## Your task:
How many of the lines below include "dans"? Give the number and no other words.
--- Begin Records for the exercise ---
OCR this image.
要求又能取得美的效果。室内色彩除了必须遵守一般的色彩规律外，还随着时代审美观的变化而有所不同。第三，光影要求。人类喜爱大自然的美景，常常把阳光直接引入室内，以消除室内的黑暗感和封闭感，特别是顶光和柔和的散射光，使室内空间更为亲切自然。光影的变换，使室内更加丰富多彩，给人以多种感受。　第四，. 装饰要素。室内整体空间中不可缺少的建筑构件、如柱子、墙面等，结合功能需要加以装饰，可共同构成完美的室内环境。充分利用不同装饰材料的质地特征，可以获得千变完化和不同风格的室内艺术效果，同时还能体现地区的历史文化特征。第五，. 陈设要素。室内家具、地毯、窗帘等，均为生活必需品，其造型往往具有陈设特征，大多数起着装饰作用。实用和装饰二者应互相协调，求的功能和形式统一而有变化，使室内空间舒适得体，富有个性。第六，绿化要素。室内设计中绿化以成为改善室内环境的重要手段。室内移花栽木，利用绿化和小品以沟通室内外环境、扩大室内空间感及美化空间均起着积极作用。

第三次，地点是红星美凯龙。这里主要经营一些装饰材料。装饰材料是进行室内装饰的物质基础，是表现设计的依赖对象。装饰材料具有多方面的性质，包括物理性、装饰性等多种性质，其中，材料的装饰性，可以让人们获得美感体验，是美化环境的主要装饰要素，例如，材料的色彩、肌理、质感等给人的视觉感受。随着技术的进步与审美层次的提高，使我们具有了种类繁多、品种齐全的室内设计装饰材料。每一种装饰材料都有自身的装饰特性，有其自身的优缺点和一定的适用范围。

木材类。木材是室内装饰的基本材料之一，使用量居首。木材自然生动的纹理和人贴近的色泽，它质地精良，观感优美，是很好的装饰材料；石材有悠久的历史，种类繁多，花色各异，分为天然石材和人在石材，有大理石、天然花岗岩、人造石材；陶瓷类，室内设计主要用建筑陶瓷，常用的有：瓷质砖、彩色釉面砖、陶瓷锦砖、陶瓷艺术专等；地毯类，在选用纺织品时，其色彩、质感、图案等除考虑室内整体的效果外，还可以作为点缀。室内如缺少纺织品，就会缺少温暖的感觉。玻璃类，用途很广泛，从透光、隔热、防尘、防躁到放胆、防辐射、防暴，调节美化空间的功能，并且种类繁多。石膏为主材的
--- End Records for the exercise ---
--- Begin Records for the exercise ---
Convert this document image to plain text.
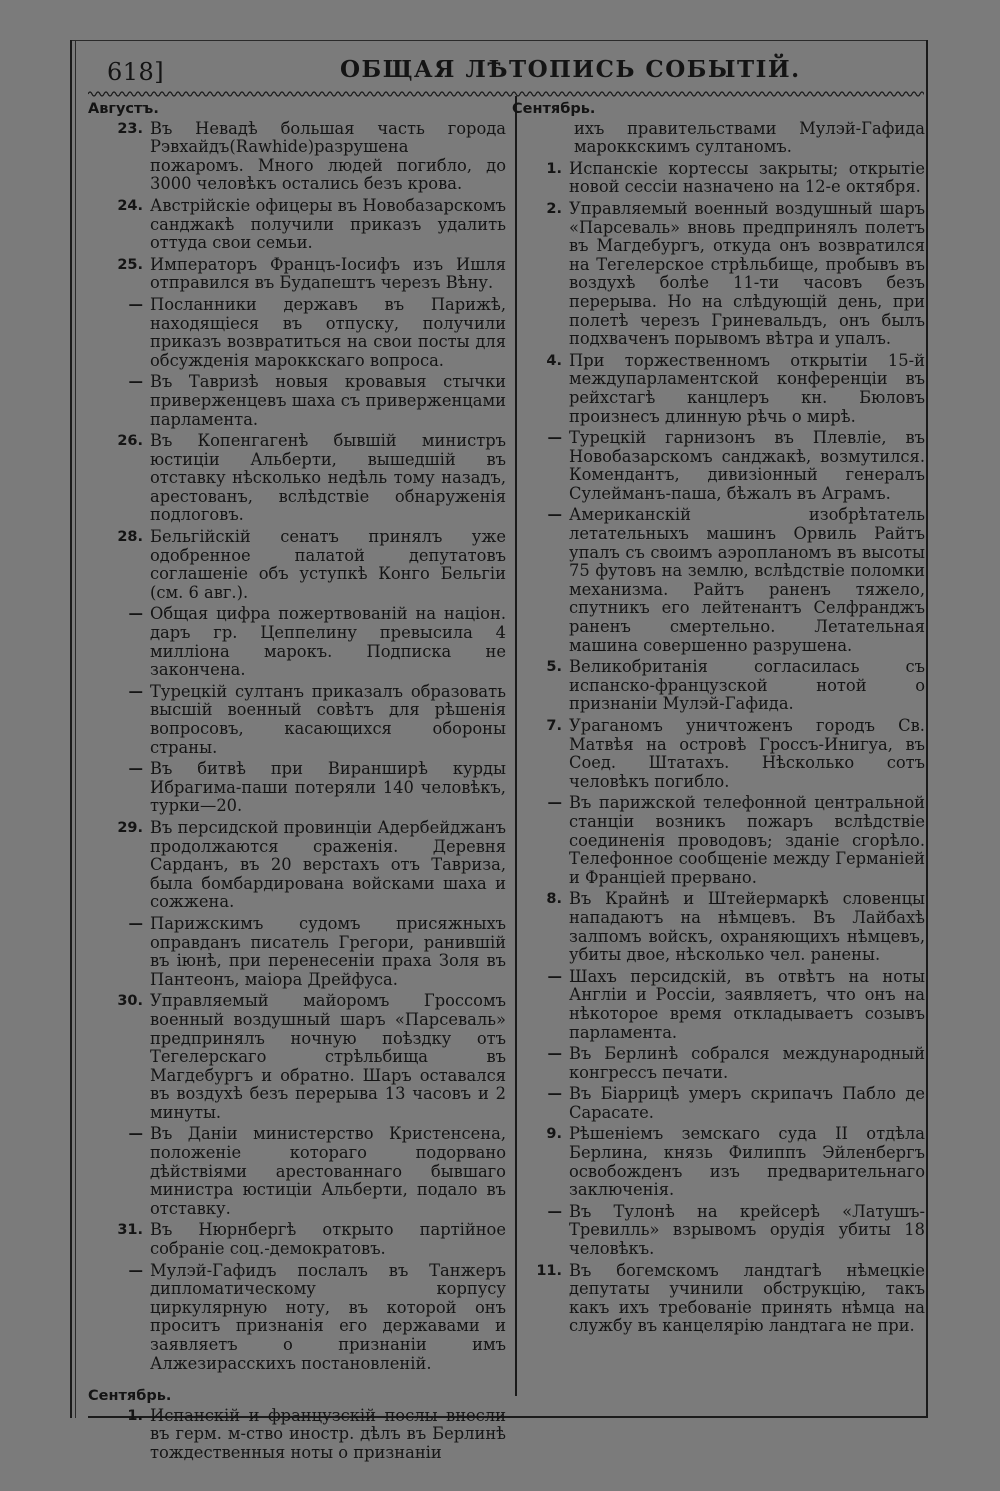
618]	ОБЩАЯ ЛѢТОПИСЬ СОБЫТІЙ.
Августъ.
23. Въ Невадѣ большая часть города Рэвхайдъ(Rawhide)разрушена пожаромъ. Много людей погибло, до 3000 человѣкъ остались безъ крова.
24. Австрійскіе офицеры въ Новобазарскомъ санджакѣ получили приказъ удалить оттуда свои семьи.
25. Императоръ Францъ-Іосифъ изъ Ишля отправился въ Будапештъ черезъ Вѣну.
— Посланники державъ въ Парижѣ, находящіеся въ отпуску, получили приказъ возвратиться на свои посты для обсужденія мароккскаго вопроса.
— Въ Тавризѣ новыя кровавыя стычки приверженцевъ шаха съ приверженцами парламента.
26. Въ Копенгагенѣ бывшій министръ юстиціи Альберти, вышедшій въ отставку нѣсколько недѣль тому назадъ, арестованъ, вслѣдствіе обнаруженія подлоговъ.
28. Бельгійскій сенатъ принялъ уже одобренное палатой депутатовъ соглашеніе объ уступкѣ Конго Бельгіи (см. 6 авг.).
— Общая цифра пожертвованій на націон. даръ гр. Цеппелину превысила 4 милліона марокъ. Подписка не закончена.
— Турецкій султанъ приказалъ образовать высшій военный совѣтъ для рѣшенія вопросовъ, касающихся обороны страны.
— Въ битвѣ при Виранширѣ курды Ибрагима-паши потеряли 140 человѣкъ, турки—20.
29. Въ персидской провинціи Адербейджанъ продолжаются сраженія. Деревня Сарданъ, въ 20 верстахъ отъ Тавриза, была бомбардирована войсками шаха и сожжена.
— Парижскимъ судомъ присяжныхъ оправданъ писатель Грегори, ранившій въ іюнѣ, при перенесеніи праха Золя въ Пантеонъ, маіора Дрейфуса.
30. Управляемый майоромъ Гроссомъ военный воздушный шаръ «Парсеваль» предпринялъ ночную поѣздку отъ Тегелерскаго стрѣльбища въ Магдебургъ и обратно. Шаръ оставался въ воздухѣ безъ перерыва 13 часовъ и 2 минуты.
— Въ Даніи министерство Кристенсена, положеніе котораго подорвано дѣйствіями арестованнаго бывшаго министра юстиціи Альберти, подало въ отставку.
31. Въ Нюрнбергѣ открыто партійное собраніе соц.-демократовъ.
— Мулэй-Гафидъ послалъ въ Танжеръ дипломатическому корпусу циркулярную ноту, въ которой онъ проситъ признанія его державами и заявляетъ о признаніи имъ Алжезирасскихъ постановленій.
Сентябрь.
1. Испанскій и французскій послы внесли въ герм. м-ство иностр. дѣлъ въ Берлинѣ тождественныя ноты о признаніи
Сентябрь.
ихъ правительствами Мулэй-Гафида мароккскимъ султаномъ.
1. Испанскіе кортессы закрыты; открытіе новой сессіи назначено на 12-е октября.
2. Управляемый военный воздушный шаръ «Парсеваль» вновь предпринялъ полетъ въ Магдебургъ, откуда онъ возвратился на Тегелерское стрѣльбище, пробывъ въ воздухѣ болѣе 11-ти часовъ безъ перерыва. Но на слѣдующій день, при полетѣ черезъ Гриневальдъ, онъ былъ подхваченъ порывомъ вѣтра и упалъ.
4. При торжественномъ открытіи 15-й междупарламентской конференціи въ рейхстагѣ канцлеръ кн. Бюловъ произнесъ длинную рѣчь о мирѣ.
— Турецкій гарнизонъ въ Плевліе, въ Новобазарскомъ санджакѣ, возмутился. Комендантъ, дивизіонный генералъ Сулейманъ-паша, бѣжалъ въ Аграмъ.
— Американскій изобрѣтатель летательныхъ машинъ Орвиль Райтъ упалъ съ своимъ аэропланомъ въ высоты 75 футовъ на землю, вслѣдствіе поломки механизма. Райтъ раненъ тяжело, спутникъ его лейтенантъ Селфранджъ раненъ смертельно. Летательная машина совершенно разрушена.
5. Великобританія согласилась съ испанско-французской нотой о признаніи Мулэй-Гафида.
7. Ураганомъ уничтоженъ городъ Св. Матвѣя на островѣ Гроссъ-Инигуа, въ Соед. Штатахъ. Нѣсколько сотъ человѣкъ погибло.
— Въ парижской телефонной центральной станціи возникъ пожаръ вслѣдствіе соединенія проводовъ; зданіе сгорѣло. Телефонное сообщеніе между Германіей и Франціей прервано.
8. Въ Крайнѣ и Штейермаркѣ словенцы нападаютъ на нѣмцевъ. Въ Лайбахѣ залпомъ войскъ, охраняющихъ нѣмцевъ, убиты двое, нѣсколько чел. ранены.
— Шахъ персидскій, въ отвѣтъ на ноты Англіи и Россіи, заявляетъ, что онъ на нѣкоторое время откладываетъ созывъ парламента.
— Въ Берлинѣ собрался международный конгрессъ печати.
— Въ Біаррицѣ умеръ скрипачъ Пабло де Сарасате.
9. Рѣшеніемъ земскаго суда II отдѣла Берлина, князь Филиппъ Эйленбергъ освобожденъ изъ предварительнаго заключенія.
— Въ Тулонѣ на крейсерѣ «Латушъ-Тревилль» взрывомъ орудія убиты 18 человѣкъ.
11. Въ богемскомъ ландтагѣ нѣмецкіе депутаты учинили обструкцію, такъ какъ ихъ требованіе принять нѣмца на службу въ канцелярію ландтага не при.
--- End Records for the exercise ---
--- Begin Records for the exercise ---
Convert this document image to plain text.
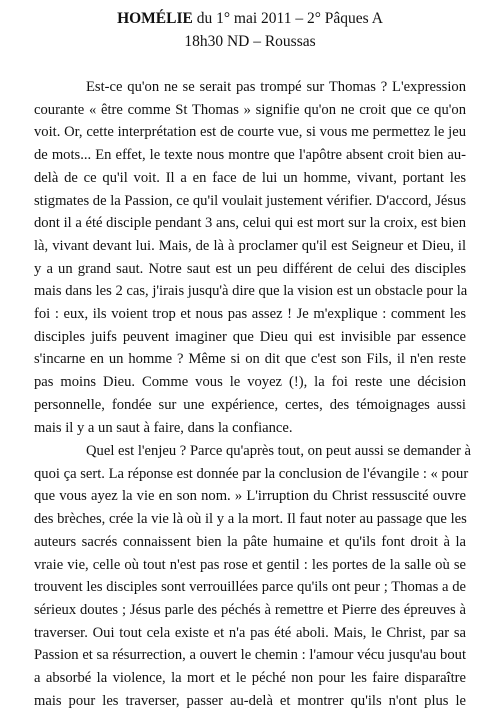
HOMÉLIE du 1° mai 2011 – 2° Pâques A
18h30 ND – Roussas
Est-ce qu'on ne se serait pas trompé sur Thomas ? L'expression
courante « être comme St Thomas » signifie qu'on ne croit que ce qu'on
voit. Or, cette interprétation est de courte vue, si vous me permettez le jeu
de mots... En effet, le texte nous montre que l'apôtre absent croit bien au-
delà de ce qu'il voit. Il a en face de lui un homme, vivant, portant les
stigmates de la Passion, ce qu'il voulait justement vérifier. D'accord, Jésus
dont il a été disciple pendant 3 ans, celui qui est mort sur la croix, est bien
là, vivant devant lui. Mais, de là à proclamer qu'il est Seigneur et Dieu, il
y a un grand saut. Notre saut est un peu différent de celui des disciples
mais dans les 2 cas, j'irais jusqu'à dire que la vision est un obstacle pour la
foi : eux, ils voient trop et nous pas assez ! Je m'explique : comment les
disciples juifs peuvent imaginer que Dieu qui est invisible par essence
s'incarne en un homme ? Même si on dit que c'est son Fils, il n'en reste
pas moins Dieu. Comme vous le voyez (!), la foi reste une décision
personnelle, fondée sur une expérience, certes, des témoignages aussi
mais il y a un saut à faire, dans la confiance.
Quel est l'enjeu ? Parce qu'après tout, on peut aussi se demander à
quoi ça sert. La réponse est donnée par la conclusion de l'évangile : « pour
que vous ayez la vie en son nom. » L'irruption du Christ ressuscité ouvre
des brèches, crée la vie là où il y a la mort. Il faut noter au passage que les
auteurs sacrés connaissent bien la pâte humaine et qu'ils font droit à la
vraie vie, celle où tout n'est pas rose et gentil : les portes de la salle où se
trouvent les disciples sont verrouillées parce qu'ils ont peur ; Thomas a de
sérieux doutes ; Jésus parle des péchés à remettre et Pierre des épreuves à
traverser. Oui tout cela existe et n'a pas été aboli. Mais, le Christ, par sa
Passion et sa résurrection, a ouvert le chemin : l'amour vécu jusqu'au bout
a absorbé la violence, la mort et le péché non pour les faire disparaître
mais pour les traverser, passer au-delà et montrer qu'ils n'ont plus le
--- End Records for the exercise ---
## Right answer:
2